• [Aim] Search the material and gather each line with "csomagolást" in it.

• [Data extracted from a collection]
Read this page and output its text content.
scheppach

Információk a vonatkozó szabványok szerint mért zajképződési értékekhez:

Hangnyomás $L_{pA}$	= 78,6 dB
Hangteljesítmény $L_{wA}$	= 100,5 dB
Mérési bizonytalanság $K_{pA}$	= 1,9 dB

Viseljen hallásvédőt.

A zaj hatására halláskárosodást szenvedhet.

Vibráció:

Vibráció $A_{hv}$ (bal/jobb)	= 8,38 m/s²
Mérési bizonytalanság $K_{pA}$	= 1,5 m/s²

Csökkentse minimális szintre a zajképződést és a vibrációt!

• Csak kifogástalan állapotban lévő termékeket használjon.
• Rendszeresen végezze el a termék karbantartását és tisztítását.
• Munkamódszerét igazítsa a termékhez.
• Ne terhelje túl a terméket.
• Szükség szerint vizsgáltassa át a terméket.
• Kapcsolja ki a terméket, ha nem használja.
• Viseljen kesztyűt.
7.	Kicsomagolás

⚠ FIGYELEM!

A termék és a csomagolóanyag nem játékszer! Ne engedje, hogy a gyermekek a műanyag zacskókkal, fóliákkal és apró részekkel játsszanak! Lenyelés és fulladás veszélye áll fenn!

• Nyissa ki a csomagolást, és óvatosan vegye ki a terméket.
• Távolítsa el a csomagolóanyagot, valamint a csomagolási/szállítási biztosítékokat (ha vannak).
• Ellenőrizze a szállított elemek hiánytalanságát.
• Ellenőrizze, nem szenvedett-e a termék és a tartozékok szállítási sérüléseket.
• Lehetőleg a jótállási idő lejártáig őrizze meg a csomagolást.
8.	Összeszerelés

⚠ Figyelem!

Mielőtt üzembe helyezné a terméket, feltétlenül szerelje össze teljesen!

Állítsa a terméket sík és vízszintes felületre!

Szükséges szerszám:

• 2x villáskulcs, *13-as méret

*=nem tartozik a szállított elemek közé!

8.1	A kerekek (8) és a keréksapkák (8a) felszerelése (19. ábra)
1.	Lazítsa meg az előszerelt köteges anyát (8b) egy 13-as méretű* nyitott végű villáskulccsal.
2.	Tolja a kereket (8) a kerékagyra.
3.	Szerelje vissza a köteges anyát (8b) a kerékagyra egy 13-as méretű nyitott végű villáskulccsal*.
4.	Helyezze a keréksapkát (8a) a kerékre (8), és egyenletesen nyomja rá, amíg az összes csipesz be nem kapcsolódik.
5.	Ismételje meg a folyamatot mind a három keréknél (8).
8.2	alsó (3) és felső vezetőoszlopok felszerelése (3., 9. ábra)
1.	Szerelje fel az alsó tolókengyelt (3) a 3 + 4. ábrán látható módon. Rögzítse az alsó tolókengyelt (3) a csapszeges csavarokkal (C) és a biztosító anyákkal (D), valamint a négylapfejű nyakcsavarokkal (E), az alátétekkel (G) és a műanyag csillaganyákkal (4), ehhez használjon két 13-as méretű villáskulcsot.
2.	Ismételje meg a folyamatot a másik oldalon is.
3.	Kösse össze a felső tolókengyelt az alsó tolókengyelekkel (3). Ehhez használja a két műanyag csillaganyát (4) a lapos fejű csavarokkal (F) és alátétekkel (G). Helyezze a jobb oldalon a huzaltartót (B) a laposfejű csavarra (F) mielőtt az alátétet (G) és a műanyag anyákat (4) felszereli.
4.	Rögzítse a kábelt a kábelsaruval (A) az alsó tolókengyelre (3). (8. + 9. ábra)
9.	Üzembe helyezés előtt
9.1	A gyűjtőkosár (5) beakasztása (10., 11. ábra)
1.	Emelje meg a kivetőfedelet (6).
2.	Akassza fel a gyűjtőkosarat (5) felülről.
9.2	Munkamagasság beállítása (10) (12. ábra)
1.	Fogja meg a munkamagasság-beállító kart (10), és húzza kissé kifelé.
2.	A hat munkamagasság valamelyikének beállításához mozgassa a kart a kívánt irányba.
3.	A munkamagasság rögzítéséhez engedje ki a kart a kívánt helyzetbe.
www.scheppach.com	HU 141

• [Correct answer]
• Nyissa ki a csomagolást, és óvatosan vegye ki a terméket.
• Lehetőleg a jótállási idő lejártáig őrizze meg a csomagolást.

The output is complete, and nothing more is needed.